Each entry here needs to be set down again exactly, please; pictures are left out.

* _Provided data_:
↓↓↓

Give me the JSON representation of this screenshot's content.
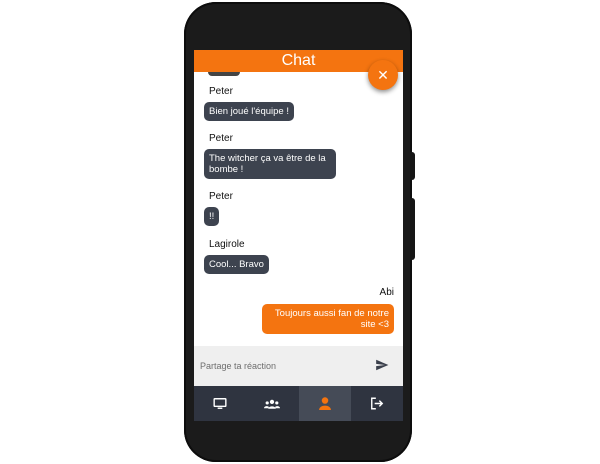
{
  "app": {
    "title": "Chat"
  },
  "header": {
    "title": "Chat",
    "close_icon": "close-icon",
    "close_glyph": "✕",
    "accent": "#f47410"
  },
  "messages": [
    {
      "sender": "Peter",
      "text": "Bien joué l'équipe !",
      "mine": false
    },
    {
      "sender": "Peter",
      "text": "The witcher ça va être de la bombe !",
      "mine": false
    },
    {
      "sender": "Peter",
      "text": "!!",
      "mine": false
    },
    {
      "sender": "Lagirole",
      "text": "Cool... Bravo",
      "mine": false
    },
    {
      "sender": "Abi",
      "text": "Toujours aussi fan de notre site <3",
      "mine": true
    }
  ],
  "composer": {
    "placeholder": "Partage ta réaction",
    "send_icon": "send-icon"
  },
  "nav": {
    "items": [
      {
        "icon": "monitor-icon",
        "active": false
      },
      {
        "icon": "users-icon",
        "active": false
      },
      {
        "icon": "user-icon",
        "active": true
      },
      {
        "icon": "logout-icon",
        "active": false
      }
    ],
    "active_color": "#f47410",
    "icon_color": "#ffffff"
  },
  "colors": {
    "bubble_other": "#3d434f",
    "bubble_mine": "#f47410",
    "nav_bg": "#2f3440"
  }
}
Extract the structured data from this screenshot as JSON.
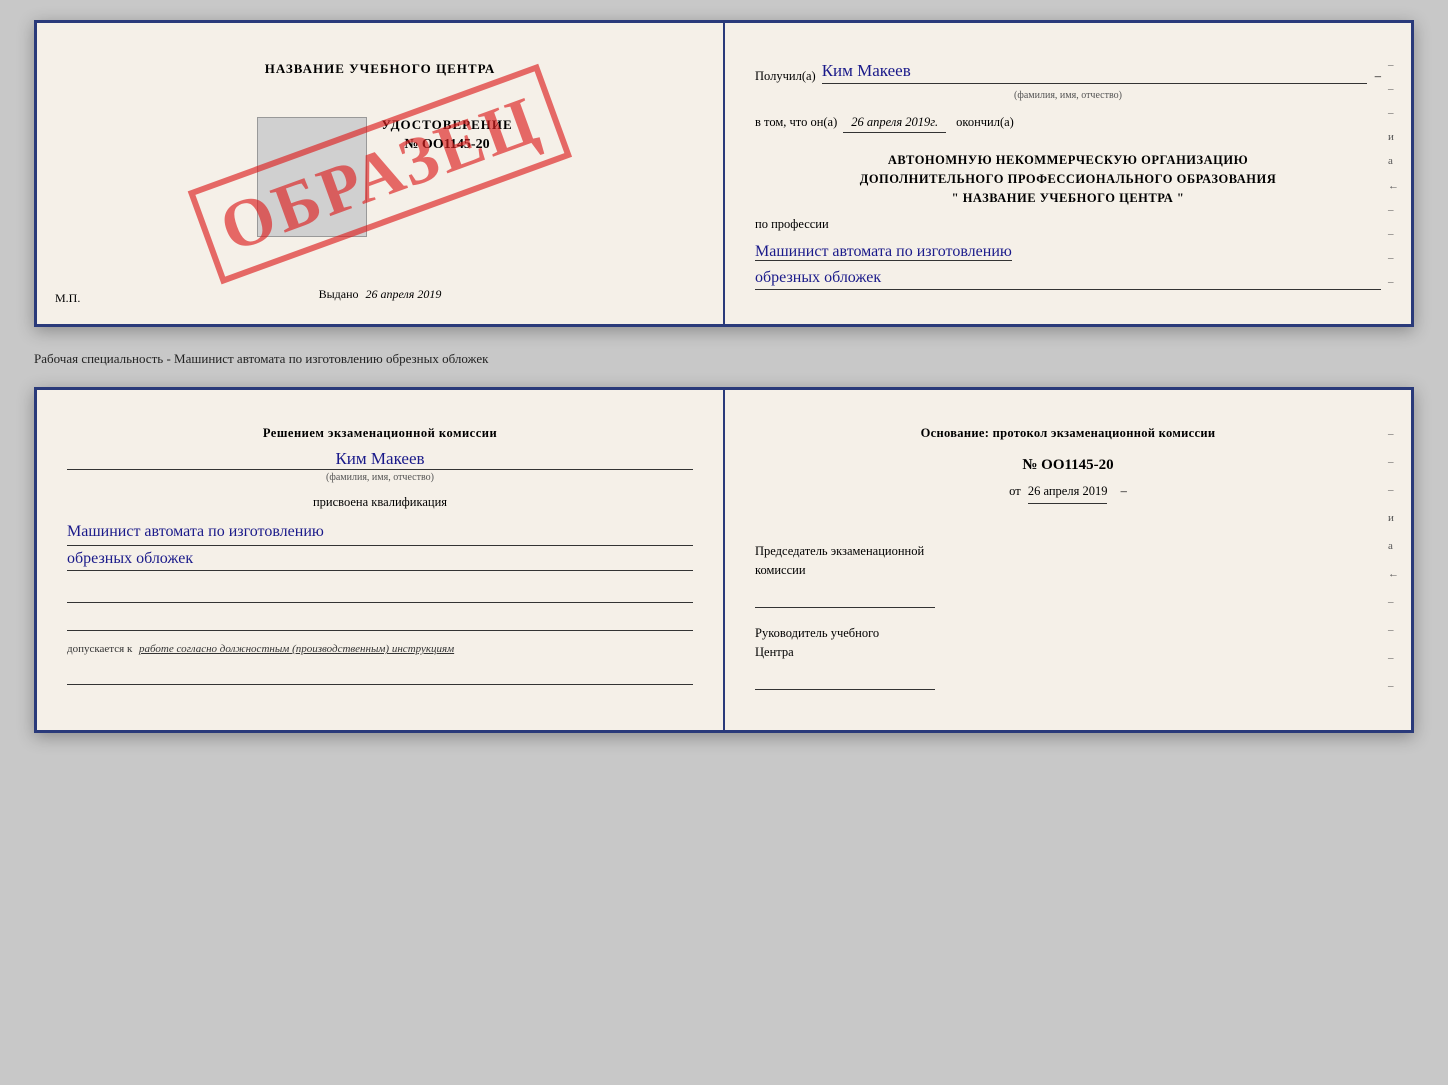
{
  "top_doc": {
    "left": {
      "school_name": "НАЗВАНИЕ УЧЕБНОГО ЦЕНТРА",
      "stamp_text": "ОБРАЗЕЦ",
      "udostoverenie_title": "УДОСТОВЕРЕНИЕ",
      "udostoverenie_number": "№ OO1145-20",
      "vydano_label": "Выдано",
      "vydano_date": "26 апреля 2019",
      "mp_label": "М.П."
    },
    "right": {
      "recipient_label": "Получил(а)",
      "recipient_name": "Ким Макеев",
      "fio_subtitle": "(фамилия, имя, отчество)",
      "date_label": "в том, что он(а)",
      "date_value": "26 апреля 2019г.",
      "okончил_label": "окончил(а)",
      "org_line1": "АВТОНОМНУЮ НЕКОММЕРЧЕСКУЮ ОРГАНИЗАЦИЮ",
      "org_line2": "ДОПОЛНИТЕЛЬНОГО ПРОФЕССИОНАЛЬНОГО ОБРАЗОВАНИЯ",
      "org_line3": "\"  НАЗВАНИЕ УЧЕБНОГО ЦЕНТРА  \"",
      "profession_label": "по профессии",
      "profession_line1": "Машинист автомата по изготовлению",
      "profession_line2": "обрезных обложек",
      "margin_chars": [
        "–",
        "–",
        "–",
        "и",
        "а",
        "←",
        "–",
        "–",
        "–",
        "–"
      ]
    }
  },
  "separator": {
    "text": "Рабочая специальность - Машинист автомата по изготовлению обрезных обложек"
  },
  "bottom_doc": {
    "left": {
      "exam_commission_label": "Решением экзаменационной комиссии",
      "person_name": "Ким Макеев",
      "fio_subtitle": "(фамилия, имя, отчество)",
      "assigned_label": "присвоена квалификация",
      "qualification_line1": "Машинист автомата по изготовлению",
      "qualification_line2": "обрезных обложек",
      "допускается_text": "допускается к",
      "допускается_italic": "работе согласно должностным (производственным) инструкциям"
    },
    "right": {
      "osnov_label": "Основание: протокол экзаменационной комиссии",
      "protocol_number": "№  OO1145-20",
      "protocol_date_prefix": "от",
      "protocol_date": "26 апреля 2019",
      "chairman_label_line1": "Председатель экзаменационной",
      "chairman_label_line2": "комиссии",
      "rukovoditel_line1": "Руководитель учебного",
      "rukovoditel_line2": "Центра",
      "margin_chars": [
        "–",
        "–",
        "–",
        "и",
        "а",
        "←",
        "–",
        "–",
        "–",
        "–"
      ]
    }
  }
}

↑↑↑

* _Finished task_:
Give me the JSON representation of this screenshot's content.
{
  "app": {
    "title": "Chat"
  },
  "header": {
    "title": "Chat",
    "close_icon": "close-icon",
    "close_glyph": "✕",
    "accent": "#f47410"
  },
  "messages": [
    {
      "sender": "Peter",
      "text": "Bien joué l'équipe !",
      "mine": false
    },
    {
      "sender": "Peter",
      "text": "The witcher ça va être de la bombe !",
      "mine": false
    },
    {
      "sender": "Peter",
      "text": "!!",
      "mine": false
    },
    {
      "sender": "Lagirole",
      "text": "Cool... Bravo",
      "mine": false
    },
    {
      "sender": "Abi",
      "text": "Toujours aussi fan de notre site <3",
      "mine": true
    }
  ],
  "composer": {
    "placeholder": "Partage ta réaction",
    "send_icon": "send-icon"
  },
  "nav": {
    "items": [
      {
        "icon": "monitor-icon",
        "active": false
      },
      {
        "icon": "users-icon",
        "active": false
      },
      {
        "icon": "user-icon",
        "active": true
      },
      {
        "icon": "logout-icon",
        "active": false
      }
    ],
    "active_color": "#f47410",
    "icon_color": "#ffffff"
  },
  "colors": {
    "bubble_other": "#3d434f",
    "bubble_mine": "#f47410",
    "nav_bg": "#2f3440"
  }
}
Extract the structured data from this screenshot as JSON.
{
  "top_doc": {
    "left": {
      "school_name": "НАЗВАНИЕ УЧЕБНОГО ЦЕНТРА",
      "stamp_text": "ОБРАЗЕЦ",
      "udostoverenie_title": "УДОСТОВЕРЕНИЕ",
      "udostoverenie_number": "№ OO1145-20",
      "vydano_label": "Выдано",
      "vydano_date": "26 апреля 2019",
      "mp_label": "М.П."
    },
    "right": {
      "recipient_label": "Получил(а)",
      "recipient_name": "Ким Макеев",
      "fio_subtitle": "(фамилия, имя, отчество)",
      "date_label": "в том, что он(а)",
      "date_value": "26 апреля 2019г.",
      "okончил_label": "окончил(а)",
      "org_line1": "АВТОНОМНУЮ НЕКОММЕРЧЕСКУЮ ОРГАНИЗАЦИЮ",
      "org_line2": "ДОПОЛНИТЕЛЬНОГО ПРОФЕССИОНАЛЬНОГО ОБРАЗОВАНИЯ",
      "org_line3": "\"  НАЗВАНИЕ УЧЕБНОГО ЦЕНТРА  \"",
      "profession_label": "по профессии",
      "profession_line1": "Машинист автомата по изготовлению",
      "profession_line2": "обрезных обложек",
      "margin_chars": [
        "–",
        "–",
        "–",
        "и",
        "а",
        "←",
        "–",
        "–",
        "–",
        "–"
      ]
    }
  },
  "separator": {
    "text": "Рабочая специальность - Машинист автомата по изготовлению обрезных обложек"
  },
  "bottom_doc": {
    "left": {
      "exam_commission_label": "Решением экзаменационной комиссии",
      "person_name": "Ким Макеев",
      "fio_subtitle": "(фамилия, имя, отчество)",
      "assigned_label": "присвоена квалификация",
      "qualification_line1": "Машинист автомата по изготовлению",
      "qualification_line2": "обрезных обложек",
      "допускается_text": "допускается к",
      "допускается_italic": "работе согласно должностным (производственным) инструкциям"
    },
    "right": {
      "osnov_label": "Основание: протокол экзаменационной комиссии",
      "protocol_number": "№  OO1145-20",
      "protocol_date_prefix": "от",
      "protocol_date": "26 апреля 2019",
      "chairman_label_line1": "Председатель экзаменационной",
      "chairman_label_line2": "комиссии",
      "rukovoditel_line1": "Руководитель учебного",
      "rukovoditel_line2": "Центра",
      "margin_chars": [
        "–",
        "–",
        "–",
        "и",
        "а",
        "←",
        "–",
        "–",
        "–",
        "–"
      ]
    }
  }
}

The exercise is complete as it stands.